======== ENTRIES SUPPLIED
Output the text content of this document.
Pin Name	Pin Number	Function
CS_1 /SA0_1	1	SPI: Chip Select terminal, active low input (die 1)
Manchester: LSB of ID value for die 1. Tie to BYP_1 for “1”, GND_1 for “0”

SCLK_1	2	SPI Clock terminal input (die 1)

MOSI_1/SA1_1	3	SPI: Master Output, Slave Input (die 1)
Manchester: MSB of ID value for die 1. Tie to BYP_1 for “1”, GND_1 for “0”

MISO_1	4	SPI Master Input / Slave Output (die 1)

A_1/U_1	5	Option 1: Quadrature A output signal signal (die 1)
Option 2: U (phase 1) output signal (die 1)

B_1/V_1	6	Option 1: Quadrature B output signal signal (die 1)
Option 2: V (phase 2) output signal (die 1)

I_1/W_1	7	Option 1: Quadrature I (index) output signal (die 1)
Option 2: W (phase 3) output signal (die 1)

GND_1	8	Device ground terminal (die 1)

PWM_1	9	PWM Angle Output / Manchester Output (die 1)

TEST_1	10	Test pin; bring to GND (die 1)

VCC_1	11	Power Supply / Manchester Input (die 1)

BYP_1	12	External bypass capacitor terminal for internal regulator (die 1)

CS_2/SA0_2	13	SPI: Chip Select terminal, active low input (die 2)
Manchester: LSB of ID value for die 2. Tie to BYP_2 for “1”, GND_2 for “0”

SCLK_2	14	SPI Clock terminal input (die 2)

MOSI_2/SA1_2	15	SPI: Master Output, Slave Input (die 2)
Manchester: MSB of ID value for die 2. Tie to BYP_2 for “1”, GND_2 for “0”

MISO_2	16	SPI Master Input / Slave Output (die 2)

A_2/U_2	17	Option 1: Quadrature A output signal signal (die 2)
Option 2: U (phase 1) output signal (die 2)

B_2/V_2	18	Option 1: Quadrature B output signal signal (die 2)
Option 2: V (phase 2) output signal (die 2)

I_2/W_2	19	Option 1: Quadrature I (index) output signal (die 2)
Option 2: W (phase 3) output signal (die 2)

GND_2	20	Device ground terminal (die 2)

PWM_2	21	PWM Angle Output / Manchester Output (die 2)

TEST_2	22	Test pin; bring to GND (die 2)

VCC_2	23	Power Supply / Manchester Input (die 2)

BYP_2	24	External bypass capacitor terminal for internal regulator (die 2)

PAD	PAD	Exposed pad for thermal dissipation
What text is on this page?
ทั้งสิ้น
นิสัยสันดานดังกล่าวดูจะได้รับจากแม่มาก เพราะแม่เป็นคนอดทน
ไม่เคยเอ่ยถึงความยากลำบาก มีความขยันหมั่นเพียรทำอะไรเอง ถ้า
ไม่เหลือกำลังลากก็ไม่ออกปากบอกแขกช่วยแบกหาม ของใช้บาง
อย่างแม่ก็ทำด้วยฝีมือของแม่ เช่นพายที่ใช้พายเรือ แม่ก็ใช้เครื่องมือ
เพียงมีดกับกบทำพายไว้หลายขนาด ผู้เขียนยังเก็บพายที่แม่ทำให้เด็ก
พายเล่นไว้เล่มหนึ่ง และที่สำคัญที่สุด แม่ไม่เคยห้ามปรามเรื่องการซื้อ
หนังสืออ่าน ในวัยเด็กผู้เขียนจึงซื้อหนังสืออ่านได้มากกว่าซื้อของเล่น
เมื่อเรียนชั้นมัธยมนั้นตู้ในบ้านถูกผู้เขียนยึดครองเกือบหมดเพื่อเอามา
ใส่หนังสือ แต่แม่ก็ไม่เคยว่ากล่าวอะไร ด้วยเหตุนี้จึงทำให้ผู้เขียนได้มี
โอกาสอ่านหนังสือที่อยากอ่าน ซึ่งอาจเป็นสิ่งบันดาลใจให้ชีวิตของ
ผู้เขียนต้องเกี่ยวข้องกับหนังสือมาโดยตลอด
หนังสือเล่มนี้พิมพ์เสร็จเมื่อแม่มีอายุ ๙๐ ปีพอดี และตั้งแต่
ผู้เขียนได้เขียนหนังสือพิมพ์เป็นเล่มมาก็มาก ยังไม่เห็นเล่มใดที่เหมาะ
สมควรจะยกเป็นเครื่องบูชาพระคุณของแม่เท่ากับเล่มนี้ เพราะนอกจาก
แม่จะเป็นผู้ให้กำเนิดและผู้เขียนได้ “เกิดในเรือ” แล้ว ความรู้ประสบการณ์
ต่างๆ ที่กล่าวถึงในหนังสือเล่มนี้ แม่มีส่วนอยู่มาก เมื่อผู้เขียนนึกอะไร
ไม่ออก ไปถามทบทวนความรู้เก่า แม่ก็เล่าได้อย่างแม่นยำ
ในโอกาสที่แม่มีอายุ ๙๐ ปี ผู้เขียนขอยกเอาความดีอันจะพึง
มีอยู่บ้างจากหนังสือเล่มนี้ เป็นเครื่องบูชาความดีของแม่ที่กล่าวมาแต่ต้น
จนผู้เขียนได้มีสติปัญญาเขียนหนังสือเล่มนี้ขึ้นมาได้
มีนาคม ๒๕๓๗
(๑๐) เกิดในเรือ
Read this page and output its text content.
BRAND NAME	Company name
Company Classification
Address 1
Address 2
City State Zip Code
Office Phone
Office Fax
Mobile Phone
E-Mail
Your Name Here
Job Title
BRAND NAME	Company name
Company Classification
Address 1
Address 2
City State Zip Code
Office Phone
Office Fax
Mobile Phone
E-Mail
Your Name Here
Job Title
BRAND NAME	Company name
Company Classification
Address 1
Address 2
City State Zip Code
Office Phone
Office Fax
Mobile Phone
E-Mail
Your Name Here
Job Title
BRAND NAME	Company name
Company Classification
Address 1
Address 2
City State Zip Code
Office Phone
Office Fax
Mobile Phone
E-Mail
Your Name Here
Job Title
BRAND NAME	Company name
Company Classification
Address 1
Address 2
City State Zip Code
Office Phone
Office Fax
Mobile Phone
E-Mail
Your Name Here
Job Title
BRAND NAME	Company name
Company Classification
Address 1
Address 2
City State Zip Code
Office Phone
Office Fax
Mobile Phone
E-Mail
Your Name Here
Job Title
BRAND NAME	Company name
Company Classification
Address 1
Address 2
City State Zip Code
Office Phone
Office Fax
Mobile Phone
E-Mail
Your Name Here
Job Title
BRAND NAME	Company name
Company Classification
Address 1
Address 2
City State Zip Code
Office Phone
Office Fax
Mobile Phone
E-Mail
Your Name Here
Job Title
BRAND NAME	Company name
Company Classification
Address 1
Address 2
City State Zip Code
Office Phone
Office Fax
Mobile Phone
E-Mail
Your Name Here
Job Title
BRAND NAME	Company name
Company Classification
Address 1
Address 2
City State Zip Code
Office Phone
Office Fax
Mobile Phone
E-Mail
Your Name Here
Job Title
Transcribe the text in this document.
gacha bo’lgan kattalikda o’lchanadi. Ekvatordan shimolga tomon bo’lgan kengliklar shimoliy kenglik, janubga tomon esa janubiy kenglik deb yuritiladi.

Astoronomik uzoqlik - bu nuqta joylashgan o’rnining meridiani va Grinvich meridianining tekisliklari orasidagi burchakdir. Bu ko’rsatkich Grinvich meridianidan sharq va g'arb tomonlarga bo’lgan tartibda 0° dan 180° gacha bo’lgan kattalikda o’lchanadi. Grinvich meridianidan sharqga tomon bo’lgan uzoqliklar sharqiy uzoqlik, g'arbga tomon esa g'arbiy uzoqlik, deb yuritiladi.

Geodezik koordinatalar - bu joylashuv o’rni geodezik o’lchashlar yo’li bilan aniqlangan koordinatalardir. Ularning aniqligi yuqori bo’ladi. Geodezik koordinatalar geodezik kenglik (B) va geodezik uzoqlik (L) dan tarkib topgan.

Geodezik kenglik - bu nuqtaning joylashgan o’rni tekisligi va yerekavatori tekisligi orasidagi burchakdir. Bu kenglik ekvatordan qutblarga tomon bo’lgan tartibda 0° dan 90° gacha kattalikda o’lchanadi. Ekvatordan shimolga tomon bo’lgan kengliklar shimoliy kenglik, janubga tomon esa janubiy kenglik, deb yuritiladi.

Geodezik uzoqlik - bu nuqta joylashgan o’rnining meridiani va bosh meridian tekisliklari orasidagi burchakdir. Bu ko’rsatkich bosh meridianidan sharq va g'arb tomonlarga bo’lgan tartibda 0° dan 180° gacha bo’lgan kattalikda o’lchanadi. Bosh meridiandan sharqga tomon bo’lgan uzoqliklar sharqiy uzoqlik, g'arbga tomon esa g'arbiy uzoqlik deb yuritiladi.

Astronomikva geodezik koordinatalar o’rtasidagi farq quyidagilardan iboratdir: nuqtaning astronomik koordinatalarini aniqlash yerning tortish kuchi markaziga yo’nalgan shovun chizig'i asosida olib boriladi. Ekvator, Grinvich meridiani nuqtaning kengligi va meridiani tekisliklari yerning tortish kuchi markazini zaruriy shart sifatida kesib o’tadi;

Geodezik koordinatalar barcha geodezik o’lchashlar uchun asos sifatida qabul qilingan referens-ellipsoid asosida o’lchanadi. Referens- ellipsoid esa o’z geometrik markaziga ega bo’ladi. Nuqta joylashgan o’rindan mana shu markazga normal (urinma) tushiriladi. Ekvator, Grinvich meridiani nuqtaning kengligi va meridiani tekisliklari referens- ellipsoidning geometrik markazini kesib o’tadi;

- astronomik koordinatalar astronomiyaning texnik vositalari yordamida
================
Copy all the lines above that hold the string "lchashlar".

| OUTPUT FOR THIS EXERCISE |
Geodezik koordinatalar - bu joylashuv o’rni geodezik o’lchashlar yo’li bilan aniqlangan koordinatalardir. Ularning aniqligi yuqori bo’ladi. Geodezik koordinatalar geodezik kenglik (B) va geodezik uzoqlik (L) dan tarkib topgan.
Geodezik koordinatalar barcha geodezik o’lchashlar uchun asos sifatida qabul qilingan referens-ellipsoid asosida o’lchanadi. Referens- ellipsoid esa o’z geometrik markaziga ega bo’ladi. Nuqta joylashgan o’rindan mana shu markazga normal (urinma) tushiriladi. Ekvator, Grinvich meridiani nuqtaning kengligi va meridiani tekisliklari referens- ellipsoidning geometrik markazini kesib o’tadi;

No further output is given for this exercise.